Exercise objective: Print all the records exactly, please.

::::

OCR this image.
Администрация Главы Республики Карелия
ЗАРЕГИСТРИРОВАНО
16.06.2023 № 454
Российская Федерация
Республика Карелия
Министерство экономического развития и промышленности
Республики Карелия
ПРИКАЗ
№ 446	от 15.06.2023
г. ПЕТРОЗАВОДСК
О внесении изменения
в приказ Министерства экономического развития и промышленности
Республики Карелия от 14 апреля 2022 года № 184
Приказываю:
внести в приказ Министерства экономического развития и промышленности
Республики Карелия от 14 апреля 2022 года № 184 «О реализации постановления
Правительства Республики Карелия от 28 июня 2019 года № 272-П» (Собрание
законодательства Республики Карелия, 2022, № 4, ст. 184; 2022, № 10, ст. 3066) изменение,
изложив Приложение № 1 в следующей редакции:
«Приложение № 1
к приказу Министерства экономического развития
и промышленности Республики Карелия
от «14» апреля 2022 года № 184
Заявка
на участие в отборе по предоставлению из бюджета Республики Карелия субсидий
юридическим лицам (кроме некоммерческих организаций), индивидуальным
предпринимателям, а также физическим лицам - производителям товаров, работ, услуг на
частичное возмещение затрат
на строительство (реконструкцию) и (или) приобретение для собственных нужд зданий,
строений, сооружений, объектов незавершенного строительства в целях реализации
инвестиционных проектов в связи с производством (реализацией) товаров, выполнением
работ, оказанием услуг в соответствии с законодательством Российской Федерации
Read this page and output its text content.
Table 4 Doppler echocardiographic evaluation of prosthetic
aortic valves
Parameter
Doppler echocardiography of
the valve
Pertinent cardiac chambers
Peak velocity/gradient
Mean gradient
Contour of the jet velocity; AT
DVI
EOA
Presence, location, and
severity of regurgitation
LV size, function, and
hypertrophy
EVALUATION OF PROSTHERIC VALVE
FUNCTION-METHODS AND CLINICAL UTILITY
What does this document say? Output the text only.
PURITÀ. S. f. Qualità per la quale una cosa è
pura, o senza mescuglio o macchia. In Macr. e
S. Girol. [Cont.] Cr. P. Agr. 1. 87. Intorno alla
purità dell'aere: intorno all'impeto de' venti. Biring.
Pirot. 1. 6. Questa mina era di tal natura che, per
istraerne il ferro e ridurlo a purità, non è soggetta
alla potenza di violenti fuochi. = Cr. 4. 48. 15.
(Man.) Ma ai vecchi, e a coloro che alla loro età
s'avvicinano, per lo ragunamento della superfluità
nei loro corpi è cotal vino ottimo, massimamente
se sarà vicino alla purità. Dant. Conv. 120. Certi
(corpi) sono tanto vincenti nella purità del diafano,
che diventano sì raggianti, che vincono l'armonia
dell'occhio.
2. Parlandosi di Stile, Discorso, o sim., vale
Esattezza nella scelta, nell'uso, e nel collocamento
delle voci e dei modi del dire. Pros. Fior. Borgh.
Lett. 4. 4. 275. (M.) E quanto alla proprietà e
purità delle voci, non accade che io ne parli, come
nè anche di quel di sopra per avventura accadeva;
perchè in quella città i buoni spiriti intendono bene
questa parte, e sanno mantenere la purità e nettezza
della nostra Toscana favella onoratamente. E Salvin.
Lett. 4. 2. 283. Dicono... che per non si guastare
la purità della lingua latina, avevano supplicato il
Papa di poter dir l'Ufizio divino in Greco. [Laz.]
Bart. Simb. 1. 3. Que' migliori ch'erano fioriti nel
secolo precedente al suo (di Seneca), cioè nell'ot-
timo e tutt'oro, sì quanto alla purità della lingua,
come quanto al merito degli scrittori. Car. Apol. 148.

::::

Task solution:
OCR this image.
Администрация Главы Республики Карелия
ЗАРЕГИСТРИРОВАНО
16.06.2023 № 454
Российская Федерация
Республика Карелия
Министерство экономического развития и промышленности
Республики Карелия
ПРИКАЗ
№ 446	от 15.06.2023
г. ПЕТРОЗАВОДСК
О внесении изменения
в приказ Министерства экономического развития и промышленности
Республики Карелия от 14 апреля 2022 года № 184
Приказываю:
внести в приказ Министерства экономического развития и промышленности
Республики Карелия от 14 апреля 2022 года № 184 «О реализации постановления
Правительства Республики Карелия от 28 июня 2019 года № 272-П» (Собрание
законодательства Республики Карелия, 2022, № 4, ст. 184; 2022, № 10, ст. 3066) изменение,
изложив Приложение № 1 в следующей редакции:
«Приложение № 1
к приказу Министерства экономического развития
и промышленности Республики Карелия
от «14» апреля 2022 года № 184
Заявка
на участие в отборе по предоставлению из бюджета Республики Карелия субсидий
юридическим лицам (кроме некоммерческих организаций), индивидуальным
предпринимателям, а также физическим лицам - производителям товаров, работ, услуг на
частичное возмещение затрат
на строительство (реконструкцию) и (или) приобретение для собственных нужд зданий,
строений, сооружений, объектов незавершенного строительства в целях реализации
инвестиционных проектов в связи с производством (реализацией) товаров, выполнением
работ, оказанием услуг в соответствии с законодательством Российской Федерации
Read this page and output its text content.
Table 4 Doppler echocardiographic evaluation of prosthetic
aortic valves
Parameter
Doppler echocardiography of
the valve
Pertinent cardiac chambers
Peak velocity/gradient
Mean gradient
Contour of the jet velocity; AT
DVI
EOA
Presence, location, and
severity of regurgitation
LV size, function, and
hypertrophy
EVALUATION OF PROSTHERIC VALVE
FUNCTION-METHODS AND CLINICAL UTILITY
What does this document say? Output the text only.
PURITÀ. S. f. Qualità per la quale una cosa è
pura, o senza mescuglio o macchia. In Macr. e
S. Girol. [Cont.] Cr. P. Agr. 1. 87. Intorno alla
purità dell'aere: intorno all'impeto de' venti. Biring.
Pirot. 1. 6. Questa mina era di tal natura che, per
istraerne il ferro e ridurlo a purità, non è soggetta
alla potenza di violenti fuochi. = Cr. 4. 48. 15.
(Man.) Ma ai vecchi, e a coloro che alla loro età
s'avvicinano, per lo ragunamento della superfluità
nei loro corpi è cotal vino ottimo, massimamente
se sarà vicino alla purità. Dant. Conv. 120. Certi
(corpi) sono tanto vincenti nella purità del diafano,
che diventano sì raggianti, che vincono l'armonia
dell'occhio.
2. Parlandosi di Stile, Discorso, o sim., vale
Esattezza nella scelta, nell'uso, e nel collocamento
delle voci e dei modi del dire. Pros. Fior. Borgh.
Lett. 4. 4. 275. (M.) E quanto alla proprietà e
purità delle voci, non accade che io ne parli, come
nè anche di quel di sopra per avventura accadeva;
perchè in quella città i buoni spiriti intendono bene
questa parte, e sanno mantenere la purità e nettezza
della nostra Toscana favella onoratamente. E Salvin.
Lett. 4. 2. 283. Dicono... che per non si guastare
la purità della lingua latina, avevano supplicato il
Papa di poter dir l'Ufizio divino in Greco. [Laz.]
Bart. Simb. 1. 3. Que' migliori ch'erano fioriti nel
secolo precedente al suo (di Seneca), cioè nell'ot-
timo e tutt'oro, sì quanto alla purità della lingua,
come quanto al merito degli scrittori. Car. Apol. 148.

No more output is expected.